# Your goal
In one to three sentences, use the profile of Louis Gallois below to explain why Gallois and EADS might end up missing out on the $35bn refuelling aircraft contract.

# Source passage
##########
He is Chief Executive Officer of The European Aeronautic Defence and Space Company N.V. (EADS) a corporation created in 2000 by the merger of Germany’s DaimlerChrysler Aerospace AG, France’s Aerospatiale-Matra and Spain’s Construcciones Aeroauticas.

In March 2010 Gallois was close to securing a $35bn contract for EADS to build refuelling aircraft for the US air force, guaranteeing thousands of jobs in Britain, France, Germany and Spain. But a review of the deal by the American Government could now see Gallois and his company miss out in the end game. Although he has previously supported laying off workers and reducing costs, he also claims to have maintained a balance throughout his career between diplomacy, saving money and preserving his companies’ skills bases. It is a formula that could deliver the ultimate prize. But he will require even greater skills to maintain EADS’s growth in the face of tough competition from the US market if the deal falters.

Louis Gallois – a married father of three – was born on January 26, 1944, in Montauban, tarn-et-Garrone, south west France. He graduated from the École des Hautes Etudes Commerciales (HEC) in Economic sciences. He also studied at the École Nationale d’Administration (ENA), the country’s elite college for administrators, where he trained to oversee France’s state enterprises. From 1972 his work involved a variety of positions in Government posts, where he learnt as much about politics as business management. He started off in the staff of the French Department of the Treasury.

In 1981 he became Head of the Cabinet Office of the Ministry of Research and Industry, climbing to the position of Director General for Industry in the same ministry one year later. In 1988 he was nominated to the position of Head of the Civil and Military Cabinet office of the French Ministry of Defence. It was not until 1989 that he came to real prominence when he climbed to become head of the Société Nationale d’Étude et de Construction de Moteurs d’Aviation (Snecma), a state-run enterprise responsible for developing and manufacturing civil and military engines for Mirage jet fighters and Airbus airliners.

He was made chairman and CEO of Aérospatiale, the state-subsidised company involved in France’s aerospace and defence industries, in July 1992. Although he was responsible for extensive restructuring and cost cutting, the company continued to lose money. In 1996 he made the shift from air to rail, when was appointed chairman of the French national railway company Société Nationale des Chemins de Fer Français (SNCF). Gallois stated at the time that his goal was to increase business and to make SNCF the best public-service organisation in Europe.

As chairman until 2006, he managed to boost the service’s position significantly, elevating it to France’s main provider of local and long-distance passenger and freight services. Gallois attempted to achieve 11 percent growth in passenger traffic and 15 percent growth in freight between 2000 and 2002. Renovation of the train company’s coaches and more than 1,000 train stations saw a major upgrade of the service, with new railcars, and renewed and increased the company’s locomotive fleets. About 150 trains were brought in to facilitate increased freight traffic over the next decade.
##########
# Supplied entries
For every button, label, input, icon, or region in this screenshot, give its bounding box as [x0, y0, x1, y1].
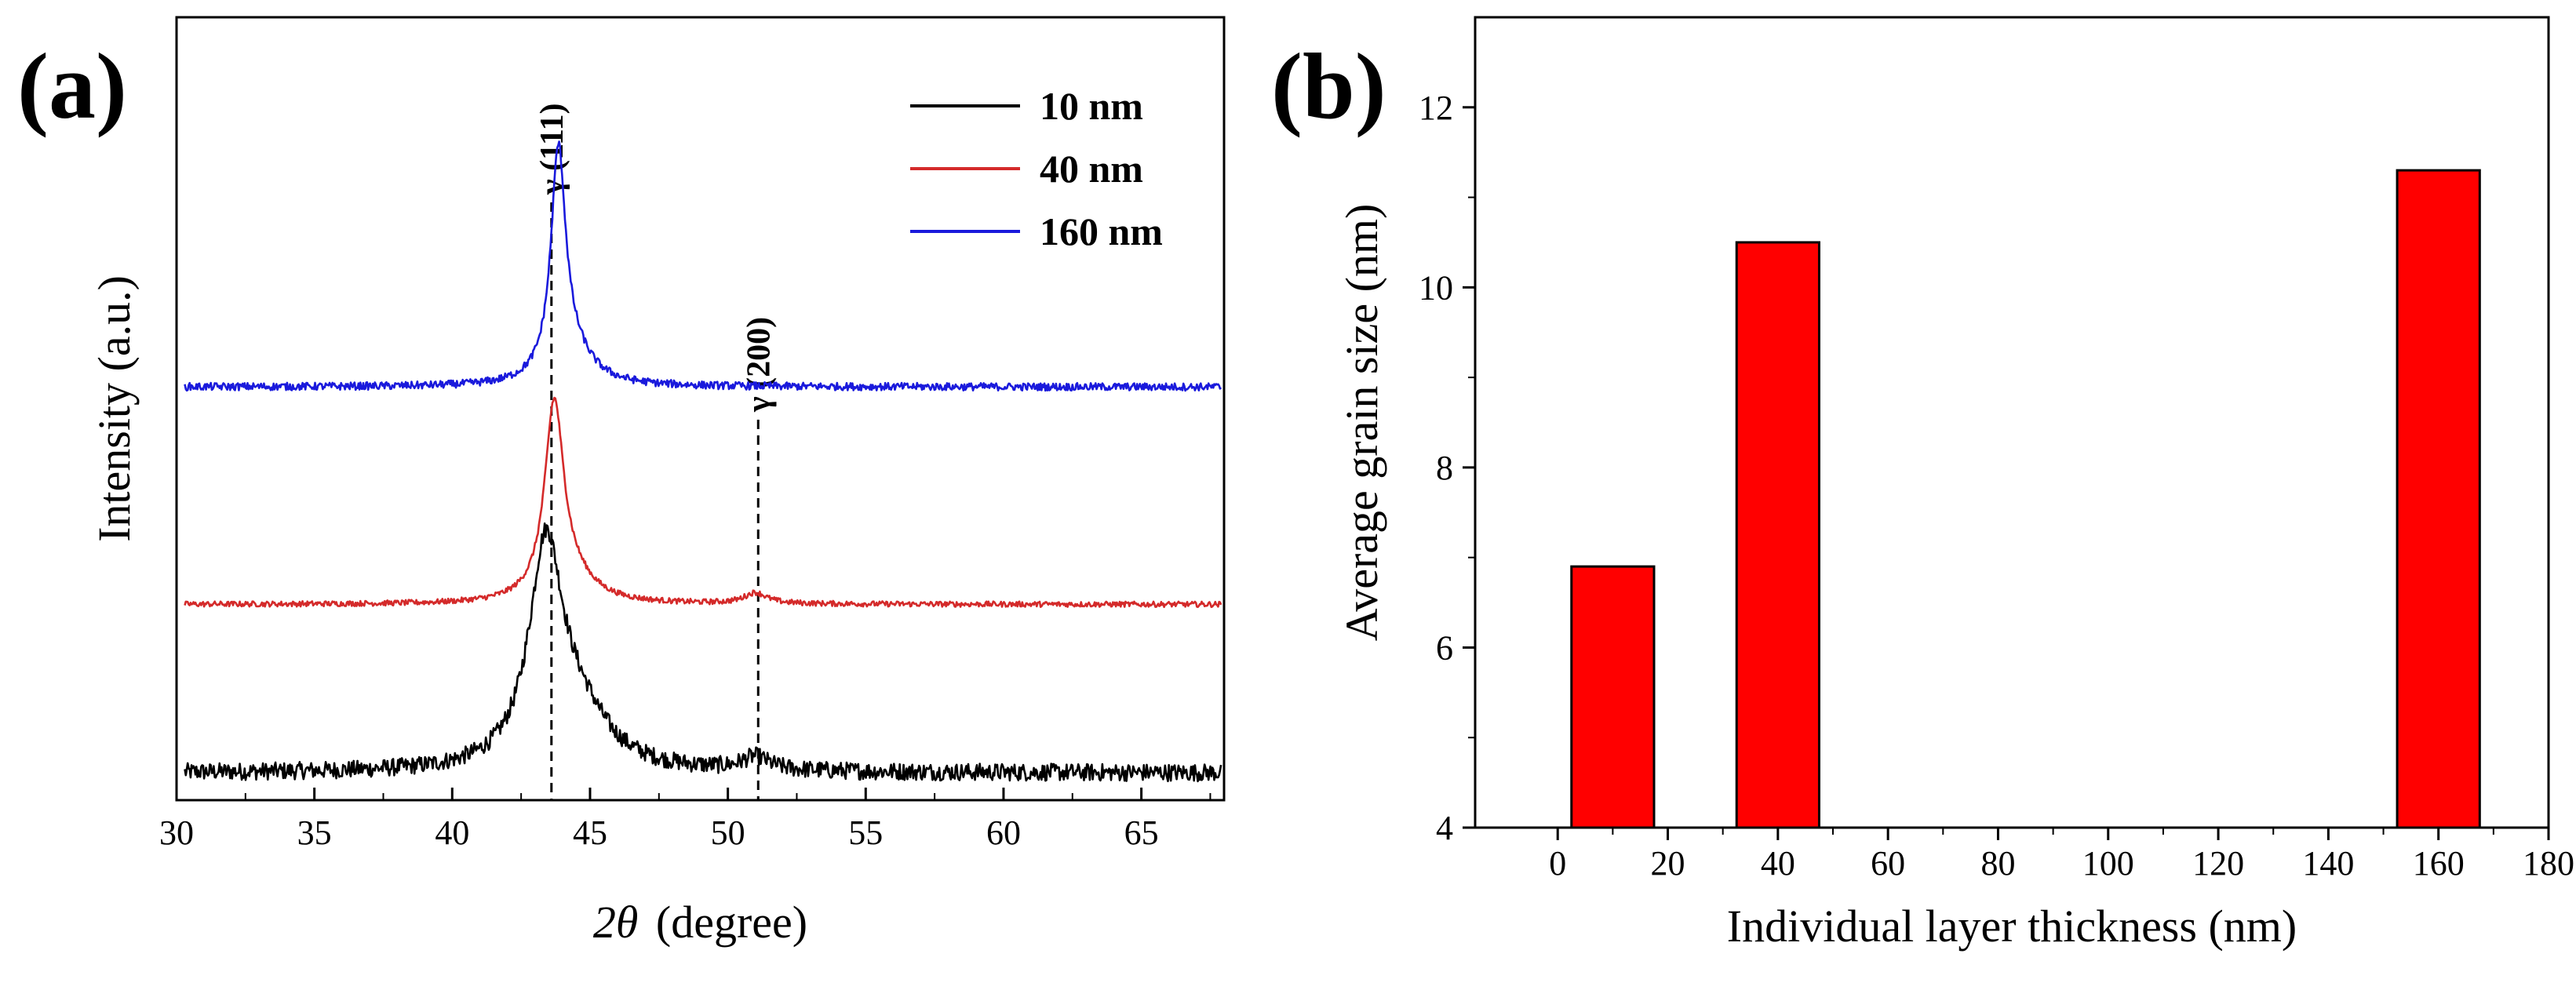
x-tick-label: 0 — [1549, 844, 1566, 883]
x-tick-label: 140 — [2302, 844, 2354, 883]
legend-label: 40 nm — [1040, 147, 1143, 191]
y-tick-label: 8 — [1436, 449, 1453, 487]
panel-b-grain-size-chart: (b) 0 20 40 60 80 100 120 140 160 180 4 6 8 10 12 Ave… — [1271, 16, 2574, 952]
x-tick-label: 35 — [297, 813, 332, 852]
bar-10-nm — [1570, 565, 1656, 829]
panel-a-x-axis-title: 2θ (degree) — [593, 897, 807, 948]
legend-label: 10 nm — [1040, 84, 1143, 128]
bar-160-nm — [2396, 169, 2481, 829]
panel-a-xrd-plot: (a) 30 35 40 45 50 55 60 65 γ (111) γ (200) 10 n… — [17, 16, 1226, 948]
panel-b-plot-frame — [1474, 16, 2550, 829]
panel-a-x-ticks: 30 35 40 45 50 55 60 65 — [159, 788, 1211, 852]
x-tick-label: 65 — [1124, 813, 1159, 852]
bar-40-nm — [1735, 241, 1820, 829]
reference-line-label: γ (111) — [534, 104, 570, 195]
y-tick-label: 6 — [1436, 628, 1453, 667]
panel-a-reference-lines: γ (111) γ (200) — [534, 104, 777, 800]
y-tick-label: 4 — [1436, 809, 1453, 847]
x-tick-label: 80 — [1980, 844, 2015, 883]
reference-line-label: γ (200) — [741, 317, 777, 413]
x-tick-label: 60 — [1871, 844, 1905, 883]
x-tick-label: 60 — [986, 813, 1021, 852]
panel-b-y-axis-title: Average grain size (nm) — [1336, 204, 1387, 642]
series-line-10-nm — [184, 522, 1222, 783]
panel-a-y-axis-title: Intensity (a.u.) — [89, 275, 140, 542]
panel-b-x-axis-title: Individual layer thickness (nm) — [1727, 901, 2297, 952]
panel-b-label: (b) — [1271, 34, 1386, 138]
panel-a-x-axis-symbol: 2θ — [593, 897, 639, 948]
series-line-40-nm — [184, 396, 1222, 609]
x-tick-label: 100 — [2082, 844, 2134, 883]
panel-a-legend: 10 nm 40 nm 160 nm — [910, 84, 1163, 253]
x-tick-label: 40 — [1761, 844, 1795, 883]
series-line-160-nm — [184, 140, 1222, 392]
x-tick-label: 160 — [2413, 844, 2465, 883]
y-tick-label: 12 — [1419, 89, 1453, 127]
panel-b-y-ticks: 4 6 8 10 12 — [1419, 89, 1475, 847]
panel-a-x-axis-unit: (degree) — [656, 897, 807, 948]
x-tick-label: 180 — [2523, 844, 2574, 883]
y-tick-label: 10 — [1419, 268, 1453, 307]
panel-a-series — [184, 140, 1222, 783]
x-tick-label: 50 — [711, 813, 745, 852]
x-tick-label: 120 — [2192, 844, 2244, 883]
legend-label: 160 nm — [1040, 209, 1163, 253]
panel-a-label: (a) — [17, 34, 127, 138]
panel-b-x-ticks: 0 20 40 60 80 100 120 140 160 180 — [1549, 828, 2574, 883]
x-tick-label: 40 — [435, 813, 469, 852]
x-tick-label: 30 — [159, 813, 194, 852]
x-tick-label: 55 — [848, 813, 883, 852]
panel-b-bars — [1570, 169, 2481, 829]
panel-a-plot-frame — [175, 16, 1226, 802]
x-tick-label: 20 — [1651, 844, 1685, 883]
x-tick-label: 45 — [573, 813, 607, 852]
##########
# Answer to this task
In March 2010 Gallois was close to securing the $35bn contract for EADS to build refuelling aircraft for the US air force. The American Government then began reviewing the deal, and that review could leave Gallois and his company missing out in the end game.